Task to carry out: Identify every line in the records below that contains the word "otherwise", and copy each of those lines.

Data records:
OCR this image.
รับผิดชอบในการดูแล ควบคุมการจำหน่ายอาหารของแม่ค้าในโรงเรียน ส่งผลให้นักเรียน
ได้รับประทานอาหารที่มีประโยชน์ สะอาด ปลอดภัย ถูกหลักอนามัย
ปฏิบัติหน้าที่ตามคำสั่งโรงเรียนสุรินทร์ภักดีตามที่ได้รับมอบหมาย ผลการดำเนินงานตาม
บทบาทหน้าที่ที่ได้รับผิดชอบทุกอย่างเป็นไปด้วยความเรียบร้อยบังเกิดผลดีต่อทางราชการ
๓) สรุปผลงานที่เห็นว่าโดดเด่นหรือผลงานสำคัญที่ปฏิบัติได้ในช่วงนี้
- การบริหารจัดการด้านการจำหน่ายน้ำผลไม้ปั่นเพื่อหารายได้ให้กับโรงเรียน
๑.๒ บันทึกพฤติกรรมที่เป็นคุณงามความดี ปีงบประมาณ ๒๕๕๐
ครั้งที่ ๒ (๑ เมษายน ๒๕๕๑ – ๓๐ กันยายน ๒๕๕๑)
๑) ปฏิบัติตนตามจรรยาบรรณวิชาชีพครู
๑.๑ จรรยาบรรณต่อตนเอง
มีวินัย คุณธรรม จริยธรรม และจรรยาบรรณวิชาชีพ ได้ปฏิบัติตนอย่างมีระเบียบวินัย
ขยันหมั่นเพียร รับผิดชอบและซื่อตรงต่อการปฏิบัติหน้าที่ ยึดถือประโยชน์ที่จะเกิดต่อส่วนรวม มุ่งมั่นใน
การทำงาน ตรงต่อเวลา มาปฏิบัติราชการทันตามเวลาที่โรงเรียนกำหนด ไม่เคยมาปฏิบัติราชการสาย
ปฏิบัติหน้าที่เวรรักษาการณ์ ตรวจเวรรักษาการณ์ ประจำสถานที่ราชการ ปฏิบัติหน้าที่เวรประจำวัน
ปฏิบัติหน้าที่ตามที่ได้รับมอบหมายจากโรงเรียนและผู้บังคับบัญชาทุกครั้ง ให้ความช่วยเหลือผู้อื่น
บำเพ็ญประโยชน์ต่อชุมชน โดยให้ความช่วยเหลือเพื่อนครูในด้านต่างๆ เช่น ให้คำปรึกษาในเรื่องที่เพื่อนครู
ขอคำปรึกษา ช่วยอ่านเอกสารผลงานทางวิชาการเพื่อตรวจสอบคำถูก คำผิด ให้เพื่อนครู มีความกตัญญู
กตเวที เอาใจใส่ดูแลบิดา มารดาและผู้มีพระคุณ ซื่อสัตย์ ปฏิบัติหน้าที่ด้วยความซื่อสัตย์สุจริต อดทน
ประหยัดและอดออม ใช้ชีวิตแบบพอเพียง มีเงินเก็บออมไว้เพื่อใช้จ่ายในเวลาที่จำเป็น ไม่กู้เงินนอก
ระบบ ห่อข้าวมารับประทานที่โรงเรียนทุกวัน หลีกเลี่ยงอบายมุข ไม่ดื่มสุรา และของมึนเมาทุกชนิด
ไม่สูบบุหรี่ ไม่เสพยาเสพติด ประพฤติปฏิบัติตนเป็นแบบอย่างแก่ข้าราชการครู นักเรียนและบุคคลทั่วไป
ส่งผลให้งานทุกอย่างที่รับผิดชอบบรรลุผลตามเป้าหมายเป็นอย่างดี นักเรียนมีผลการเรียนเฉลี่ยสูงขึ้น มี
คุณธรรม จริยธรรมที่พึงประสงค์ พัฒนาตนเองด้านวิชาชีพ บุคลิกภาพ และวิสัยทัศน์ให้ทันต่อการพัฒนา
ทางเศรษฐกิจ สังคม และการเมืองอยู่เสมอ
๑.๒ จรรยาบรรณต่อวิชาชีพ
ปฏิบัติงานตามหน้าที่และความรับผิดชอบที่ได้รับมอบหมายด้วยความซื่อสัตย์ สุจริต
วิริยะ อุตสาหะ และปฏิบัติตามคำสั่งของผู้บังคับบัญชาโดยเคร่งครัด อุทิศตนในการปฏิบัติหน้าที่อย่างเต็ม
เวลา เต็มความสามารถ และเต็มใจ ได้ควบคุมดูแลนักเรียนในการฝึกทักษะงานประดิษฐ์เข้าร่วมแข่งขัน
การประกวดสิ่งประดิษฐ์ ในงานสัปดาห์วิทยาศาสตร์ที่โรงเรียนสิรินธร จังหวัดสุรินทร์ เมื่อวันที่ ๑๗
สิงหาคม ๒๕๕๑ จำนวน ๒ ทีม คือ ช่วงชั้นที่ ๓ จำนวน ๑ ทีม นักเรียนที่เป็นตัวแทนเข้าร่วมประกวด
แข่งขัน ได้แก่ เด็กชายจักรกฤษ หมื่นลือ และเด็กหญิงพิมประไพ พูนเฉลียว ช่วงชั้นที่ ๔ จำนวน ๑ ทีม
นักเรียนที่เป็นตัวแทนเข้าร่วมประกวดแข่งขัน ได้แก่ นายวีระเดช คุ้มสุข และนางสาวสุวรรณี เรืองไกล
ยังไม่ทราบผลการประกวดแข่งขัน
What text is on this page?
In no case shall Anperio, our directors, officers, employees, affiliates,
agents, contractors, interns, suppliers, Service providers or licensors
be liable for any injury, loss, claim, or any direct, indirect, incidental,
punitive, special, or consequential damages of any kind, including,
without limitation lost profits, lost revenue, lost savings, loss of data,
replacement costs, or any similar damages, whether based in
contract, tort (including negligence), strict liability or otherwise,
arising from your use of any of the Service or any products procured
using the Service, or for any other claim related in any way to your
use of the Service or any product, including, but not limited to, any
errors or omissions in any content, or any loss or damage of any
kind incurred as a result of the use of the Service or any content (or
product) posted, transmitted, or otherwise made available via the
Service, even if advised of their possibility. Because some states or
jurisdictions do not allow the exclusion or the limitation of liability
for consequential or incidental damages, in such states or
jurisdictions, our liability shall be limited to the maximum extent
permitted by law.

Task output:
contract, tort (including negligence), strict liability or otherwise,
product) posted, transmitted, or otherwise made available via the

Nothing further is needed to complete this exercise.